* EXERCISE INSTRUCTIONS *
Check every line below for the word "image" and show those that hold it.

--- START ---

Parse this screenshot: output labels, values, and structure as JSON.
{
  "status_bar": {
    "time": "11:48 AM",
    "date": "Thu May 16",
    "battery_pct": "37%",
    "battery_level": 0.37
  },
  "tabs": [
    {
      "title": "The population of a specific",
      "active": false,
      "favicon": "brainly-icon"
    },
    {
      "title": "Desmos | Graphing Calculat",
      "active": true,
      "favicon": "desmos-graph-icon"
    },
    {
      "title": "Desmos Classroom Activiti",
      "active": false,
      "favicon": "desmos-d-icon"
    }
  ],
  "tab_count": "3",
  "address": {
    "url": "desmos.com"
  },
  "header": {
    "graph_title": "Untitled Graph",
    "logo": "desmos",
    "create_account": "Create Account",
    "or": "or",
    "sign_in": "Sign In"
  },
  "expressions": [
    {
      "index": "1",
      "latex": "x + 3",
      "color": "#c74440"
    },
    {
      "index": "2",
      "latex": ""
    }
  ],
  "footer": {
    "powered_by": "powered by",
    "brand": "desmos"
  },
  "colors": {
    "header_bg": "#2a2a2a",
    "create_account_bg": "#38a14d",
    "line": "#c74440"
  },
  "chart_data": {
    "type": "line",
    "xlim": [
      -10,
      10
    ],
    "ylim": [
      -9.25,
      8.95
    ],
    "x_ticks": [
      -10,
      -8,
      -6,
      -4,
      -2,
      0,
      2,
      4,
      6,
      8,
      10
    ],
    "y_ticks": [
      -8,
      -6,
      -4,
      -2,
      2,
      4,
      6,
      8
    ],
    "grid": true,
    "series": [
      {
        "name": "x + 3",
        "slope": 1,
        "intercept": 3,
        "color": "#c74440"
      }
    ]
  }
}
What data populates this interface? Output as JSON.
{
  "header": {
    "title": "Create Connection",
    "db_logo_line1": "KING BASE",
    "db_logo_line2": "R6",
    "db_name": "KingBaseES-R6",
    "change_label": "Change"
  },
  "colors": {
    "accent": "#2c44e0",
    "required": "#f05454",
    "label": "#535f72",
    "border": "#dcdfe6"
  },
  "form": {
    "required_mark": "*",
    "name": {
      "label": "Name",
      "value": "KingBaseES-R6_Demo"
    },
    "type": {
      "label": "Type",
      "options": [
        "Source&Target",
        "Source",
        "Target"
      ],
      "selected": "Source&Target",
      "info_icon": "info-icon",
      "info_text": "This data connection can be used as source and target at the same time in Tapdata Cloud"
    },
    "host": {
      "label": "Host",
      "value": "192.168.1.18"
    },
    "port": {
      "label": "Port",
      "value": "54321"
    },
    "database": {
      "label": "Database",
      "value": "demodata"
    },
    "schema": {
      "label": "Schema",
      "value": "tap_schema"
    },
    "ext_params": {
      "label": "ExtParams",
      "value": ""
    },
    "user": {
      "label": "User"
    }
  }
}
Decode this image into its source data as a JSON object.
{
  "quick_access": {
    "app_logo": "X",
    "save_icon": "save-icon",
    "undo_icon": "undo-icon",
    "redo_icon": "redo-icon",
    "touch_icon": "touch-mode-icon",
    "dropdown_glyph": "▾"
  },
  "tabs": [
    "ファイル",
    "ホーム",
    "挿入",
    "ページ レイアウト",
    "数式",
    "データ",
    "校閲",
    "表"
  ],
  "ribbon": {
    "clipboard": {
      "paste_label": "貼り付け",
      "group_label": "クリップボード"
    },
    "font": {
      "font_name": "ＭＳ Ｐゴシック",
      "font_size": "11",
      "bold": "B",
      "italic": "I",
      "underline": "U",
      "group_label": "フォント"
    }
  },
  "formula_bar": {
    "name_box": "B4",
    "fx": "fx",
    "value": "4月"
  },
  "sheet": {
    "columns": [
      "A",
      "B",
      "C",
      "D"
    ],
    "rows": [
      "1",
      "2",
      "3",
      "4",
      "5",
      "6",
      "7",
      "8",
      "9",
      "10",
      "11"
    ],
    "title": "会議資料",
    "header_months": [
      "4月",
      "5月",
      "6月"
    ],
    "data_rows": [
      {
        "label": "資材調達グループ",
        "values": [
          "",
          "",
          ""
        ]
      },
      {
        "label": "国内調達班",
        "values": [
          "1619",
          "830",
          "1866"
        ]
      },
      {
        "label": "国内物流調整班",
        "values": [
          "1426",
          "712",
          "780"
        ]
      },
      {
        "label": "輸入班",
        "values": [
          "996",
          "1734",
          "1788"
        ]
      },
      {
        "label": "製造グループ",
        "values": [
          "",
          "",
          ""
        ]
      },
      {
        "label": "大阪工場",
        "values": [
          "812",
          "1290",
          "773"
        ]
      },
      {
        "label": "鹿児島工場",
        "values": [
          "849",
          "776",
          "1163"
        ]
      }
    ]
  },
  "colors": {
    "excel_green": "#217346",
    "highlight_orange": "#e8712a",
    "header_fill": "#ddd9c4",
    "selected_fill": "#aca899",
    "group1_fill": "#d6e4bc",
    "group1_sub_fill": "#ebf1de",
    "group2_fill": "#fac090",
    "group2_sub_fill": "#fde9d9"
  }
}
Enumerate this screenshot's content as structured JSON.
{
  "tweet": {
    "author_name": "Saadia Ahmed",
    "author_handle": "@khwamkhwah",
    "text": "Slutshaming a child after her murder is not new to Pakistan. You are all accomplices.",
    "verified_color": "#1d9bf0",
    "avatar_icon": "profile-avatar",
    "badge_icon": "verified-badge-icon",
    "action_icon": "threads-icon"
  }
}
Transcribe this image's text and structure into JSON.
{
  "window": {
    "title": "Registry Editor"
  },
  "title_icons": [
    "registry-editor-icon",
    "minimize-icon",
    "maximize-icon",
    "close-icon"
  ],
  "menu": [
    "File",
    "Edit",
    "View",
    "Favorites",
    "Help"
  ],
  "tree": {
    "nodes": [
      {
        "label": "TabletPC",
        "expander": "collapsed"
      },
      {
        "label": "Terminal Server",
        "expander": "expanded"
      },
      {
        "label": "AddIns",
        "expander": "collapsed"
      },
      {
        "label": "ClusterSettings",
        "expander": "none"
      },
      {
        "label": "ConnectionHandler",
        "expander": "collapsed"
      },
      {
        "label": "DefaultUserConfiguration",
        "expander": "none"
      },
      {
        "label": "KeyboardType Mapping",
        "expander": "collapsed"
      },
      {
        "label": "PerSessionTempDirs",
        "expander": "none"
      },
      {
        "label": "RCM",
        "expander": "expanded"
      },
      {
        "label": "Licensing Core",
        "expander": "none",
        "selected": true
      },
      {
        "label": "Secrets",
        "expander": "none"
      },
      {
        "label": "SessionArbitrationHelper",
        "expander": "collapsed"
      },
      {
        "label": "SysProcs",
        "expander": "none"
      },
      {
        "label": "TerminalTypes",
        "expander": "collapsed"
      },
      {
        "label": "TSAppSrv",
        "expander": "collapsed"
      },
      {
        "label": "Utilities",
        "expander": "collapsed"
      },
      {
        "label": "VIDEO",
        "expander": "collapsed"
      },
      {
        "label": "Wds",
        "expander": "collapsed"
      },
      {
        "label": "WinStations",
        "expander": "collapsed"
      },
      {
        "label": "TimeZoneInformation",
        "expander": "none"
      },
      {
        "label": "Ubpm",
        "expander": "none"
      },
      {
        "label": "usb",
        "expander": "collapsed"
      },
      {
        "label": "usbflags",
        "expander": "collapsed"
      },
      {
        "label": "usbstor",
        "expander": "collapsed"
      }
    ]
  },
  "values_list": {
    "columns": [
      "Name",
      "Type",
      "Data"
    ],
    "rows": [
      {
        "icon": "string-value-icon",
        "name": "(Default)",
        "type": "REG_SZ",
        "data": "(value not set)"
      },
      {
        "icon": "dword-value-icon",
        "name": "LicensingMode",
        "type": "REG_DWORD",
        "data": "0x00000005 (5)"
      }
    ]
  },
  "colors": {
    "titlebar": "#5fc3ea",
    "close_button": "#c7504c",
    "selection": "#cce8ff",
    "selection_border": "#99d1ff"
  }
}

--- END ---

* SOLVED PROBLEM *
Decode this image into its source data as a JSON object.
Transcribe this image's text and structure into JSON.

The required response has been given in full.